(ROWS)
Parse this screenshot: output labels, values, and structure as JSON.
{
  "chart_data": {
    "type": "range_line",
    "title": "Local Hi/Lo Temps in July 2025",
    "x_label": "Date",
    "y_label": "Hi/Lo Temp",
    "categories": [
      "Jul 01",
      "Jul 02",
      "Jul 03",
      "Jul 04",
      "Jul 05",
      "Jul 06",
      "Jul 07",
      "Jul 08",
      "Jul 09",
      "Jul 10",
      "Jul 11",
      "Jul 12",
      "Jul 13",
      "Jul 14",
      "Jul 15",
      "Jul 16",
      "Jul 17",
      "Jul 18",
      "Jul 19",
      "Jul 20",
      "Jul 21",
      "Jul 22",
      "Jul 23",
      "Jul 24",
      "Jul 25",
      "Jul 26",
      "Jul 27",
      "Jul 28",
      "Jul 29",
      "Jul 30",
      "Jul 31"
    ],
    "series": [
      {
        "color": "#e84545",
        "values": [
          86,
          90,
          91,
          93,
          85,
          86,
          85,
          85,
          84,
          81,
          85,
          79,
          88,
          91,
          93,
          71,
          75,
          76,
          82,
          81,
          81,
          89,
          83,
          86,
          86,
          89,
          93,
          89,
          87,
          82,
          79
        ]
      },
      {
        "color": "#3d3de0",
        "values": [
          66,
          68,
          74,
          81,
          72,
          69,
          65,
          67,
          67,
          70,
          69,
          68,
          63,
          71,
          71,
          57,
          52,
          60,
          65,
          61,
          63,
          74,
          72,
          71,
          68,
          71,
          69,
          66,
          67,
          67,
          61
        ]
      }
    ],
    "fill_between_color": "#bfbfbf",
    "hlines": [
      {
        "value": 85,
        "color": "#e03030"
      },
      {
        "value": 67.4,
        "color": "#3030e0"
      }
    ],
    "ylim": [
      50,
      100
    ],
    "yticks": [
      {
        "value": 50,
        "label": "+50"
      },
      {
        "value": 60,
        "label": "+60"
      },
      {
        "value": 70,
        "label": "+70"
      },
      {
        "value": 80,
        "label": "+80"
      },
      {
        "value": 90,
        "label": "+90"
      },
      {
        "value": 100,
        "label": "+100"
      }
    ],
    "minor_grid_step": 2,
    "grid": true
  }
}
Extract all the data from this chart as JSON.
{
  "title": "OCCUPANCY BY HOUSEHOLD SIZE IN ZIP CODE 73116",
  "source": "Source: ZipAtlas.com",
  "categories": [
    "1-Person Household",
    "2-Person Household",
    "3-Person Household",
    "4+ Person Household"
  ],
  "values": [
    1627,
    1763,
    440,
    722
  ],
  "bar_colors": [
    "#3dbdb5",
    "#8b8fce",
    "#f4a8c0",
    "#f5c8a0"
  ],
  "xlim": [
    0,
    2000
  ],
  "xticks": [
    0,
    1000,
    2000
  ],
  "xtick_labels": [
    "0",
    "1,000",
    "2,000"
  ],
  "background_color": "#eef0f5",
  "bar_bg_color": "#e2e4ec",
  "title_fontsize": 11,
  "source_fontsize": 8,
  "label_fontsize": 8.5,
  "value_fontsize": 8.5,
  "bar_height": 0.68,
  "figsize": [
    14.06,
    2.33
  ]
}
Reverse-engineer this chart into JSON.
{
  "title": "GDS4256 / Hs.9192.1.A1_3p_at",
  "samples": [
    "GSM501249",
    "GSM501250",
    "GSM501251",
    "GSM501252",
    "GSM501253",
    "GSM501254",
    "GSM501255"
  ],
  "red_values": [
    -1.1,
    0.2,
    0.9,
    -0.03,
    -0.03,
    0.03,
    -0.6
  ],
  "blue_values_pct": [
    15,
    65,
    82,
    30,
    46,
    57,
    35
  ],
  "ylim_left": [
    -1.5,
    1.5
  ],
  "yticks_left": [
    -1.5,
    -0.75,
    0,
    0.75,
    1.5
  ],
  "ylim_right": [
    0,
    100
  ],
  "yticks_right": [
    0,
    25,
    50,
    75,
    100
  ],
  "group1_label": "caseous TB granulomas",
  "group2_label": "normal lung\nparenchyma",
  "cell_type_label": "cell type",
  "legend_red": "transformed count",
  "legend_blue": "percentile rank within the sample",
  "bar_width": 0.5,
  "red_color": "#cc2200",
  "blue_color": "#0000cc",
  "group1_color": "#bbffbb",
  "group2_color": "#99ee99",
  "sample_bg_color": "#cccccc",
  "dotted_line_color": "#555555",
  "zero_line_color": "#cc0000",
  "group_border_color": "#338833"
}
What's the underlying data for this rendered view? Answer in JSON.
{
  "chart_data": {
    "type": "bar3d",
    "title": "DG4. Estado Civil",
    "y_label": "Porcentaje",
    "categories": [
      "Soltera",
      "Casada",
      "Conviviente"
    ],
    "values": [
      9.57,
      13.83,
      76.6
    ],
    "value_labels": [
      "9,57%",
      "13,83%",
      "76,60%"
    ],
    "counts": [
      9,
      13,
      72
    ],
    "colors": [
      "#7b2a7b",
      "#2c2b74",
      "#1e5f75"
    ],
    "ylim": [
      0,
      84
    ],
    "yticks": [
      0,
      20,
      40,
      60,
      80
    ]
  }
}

(SET PROBLEM) Print the listing above in full, exactly as it is.

(SOLUTION TO THIS EXERCISE)
Parse this screenshot: output labels, values, and structure as JSON.
{
  "chart_data": {
    "type": "range_line",
    "title": "Local Hi/Lo Temps in July 2025",
    "x_label": "Date",
    "y_label": "Hi/Lo Temp",
    "categories": [
      "Jul 01",
      "Jul 02",
      "Jul 03",
      "Jul 04",
      "Jul 05",
      "Jul 06",
      "Jul 07",
      "Jul 08",
      "Jul 09",
      "Jul 10",
      "Jul 11",
      "Jul 12",
      "Jul 13",
      "Jul 14",
      "Jul 15",
      "Jul 16",
      "Jul 17",
      "Jul 18",
      "Jul 19",
      "Jul 20",
      "Jul 21",
      "Jul 22",
      "Jul 23",
      "Jul 24",
      "Jul 25",
      "Jul 26",
      "Jul 27",
      "Jul 28",
      "Jul 29",
      "Jul 30",
      "Jul 31"
    ],
    "series": [
      {
        "color": "#e84545",
        "values": [
          86,
          90,
          91,
          93,
          85,
          86,
          85,
          85,
          84,
          81,
          85,
          79,
          88,
          91,
          93,
          71,
          75,
          76,
          82,
          81,
          81,
          89,
          83,
          86,
          86,
          89,
          93,
          89,
          87,
          82,
          79
        ]
      },
      {
        "color": "#3d3de0",
        "values": [
          66,
          68,
          74,
          81,
          72,
          69,
          65,
          67,
          67,
          70,
          69,
          68,
          63,
          71,
          71,
          57,
          52,
          60,
          65,
          61,
          63,
          74,
          72,
          71,
          68,
          71,
          69,
          66,
          67,
          67,
          61
        ]
      }
    ],
    "fill_between_color": "#bfbfbf",
    "hlines": [
      {
        "value": 85,
        "color": "#e03030"
      },
      {
        "value": 67.4,
        "color": "#3030e0"
      }
    ],
    "ylim": [
      50,
      100
    ],
    "yticks": [
      {
        "value": 50,
        "label": "+50"
      },
      {
        "value": 60,
        "label": "+60"
      },
      {
        "value": 70,
        "label": "+70"
      },
      {
        "value": 80,
        "label": "+80"
      },
      {
        "value": 90,
        "label": "+90"
      },
      {
        "value": 100,
        "label": "+100"
      }
    ],
    "minor_grid_step": 2,
    "grid": true
  }
}
Extract all the data from this chart as JSON.
{
  "title": "OCCUPANCY BY HOUSEHOLD SIZE IN ZIP CODE 73116",
  "source": "Source: ZipAtlas.com",
  "categories": [
    "1-Person Household",
    "2-Person Household",
    "3-Person Household",
    "4+ Person Household"
  ],
  "values": [
    1627,
    1763,
    440,
    722
  ],
  "bar_colors": [
    "#3dbdb5",
    "#8b8fce",
    "#f4a8c0",
    "#f5c8a0"
  ],
  "xlim": [
    0,
    2000
  ],
  "xticks": [
    0,
    1000,
    2000
  ],
  "xtick_labels": [
    "0",
    "1,000",
    "2,000"
  ],
  "background_color": "#eef0f5",
  "bar_bg_color": "#e2e4ec",
  "title_fontsize": 11,
  "source_fontsize": 8,
  "label_fontsize": 8.5,
  "value_fontsize": 8.5,
  "bar_height": 0.68,
  "figsize": [
    14.06,
    2.33
  ]
}
Reverse-engineer this chart into JSON.
{
  "title": "GDS4256 / Hs.9192.1.A1_3p_at",
  "samples": [
    "GSM501249",
    "GSM501250",
    "GSM501251",
    "GSM501252",
    "GSM501253",
    "GSM501254",
    "GSM501255"
  ],
  "red_values": [
    -1.1,
    0.2,
    0.9,
    -0.03,
    -0.03,
    0.03,
    -0.6
  ],
  "blue_values_pct": [
    15,
    65,
    82,
    30,
    46,
    57,
    35
  ],
  "ylim_left": [
    -1.5,
    1.5
  ],
  "yticks_left": [
    -1.5,
    -0.75,
    0,
    0.75,
    1.5
  ],
  "ylim_right": [
    0,
    100
  ],
  "yticks_right": [
    0,
    25,
    50,
    75,
    100
  ],
  "group1_label": "caseous TB granulomas",
  "group2_label": "normal lung\nparenchyma",
  "cell_type_label": "cell type",
  "legend_red": "transformed count",
  "legend_blue": "percentile rank within the sample",
  "bar_width": 0.5,
  "red_color": "#cc2200",
  "blue_color": "#0000cc",
  "group1_color": "#bbffbb",
  "group2_color": "#99ee99",
  "sample_bg_color": "#cccccc",
  "dotted_line_color": "#555555",
  "zero_line_color": "#cc0000",
  "group_border_color": "#338833"
}
What's the underlying data for this rendered view? Answer in JSON.
{
  "chart_data": {
    "type": "bar3d",
    "title": "DG4. Estado Civil",
    "y_label": "Porcentaje",
    "categories": [
      "Soltera",
      "Casada",
      "Conviviente"
    ],
    "values": [
      9.57,
      13.83,
      76.6
    ],
    "value_labels": [
      "9,57%",
      "13,83%",
      "76,60%"
    ],
    "counts": [
      9,
      13,
      72
    ],
    "colors": [
      "#7b2a7b",
      "#2c2b74",
      "#1e5f75"
    ],
    "ylim": [
      0,
      84
    ],
    "yticks": [
      0,
      20,
      40,
      60,
      80
    ]
  }
}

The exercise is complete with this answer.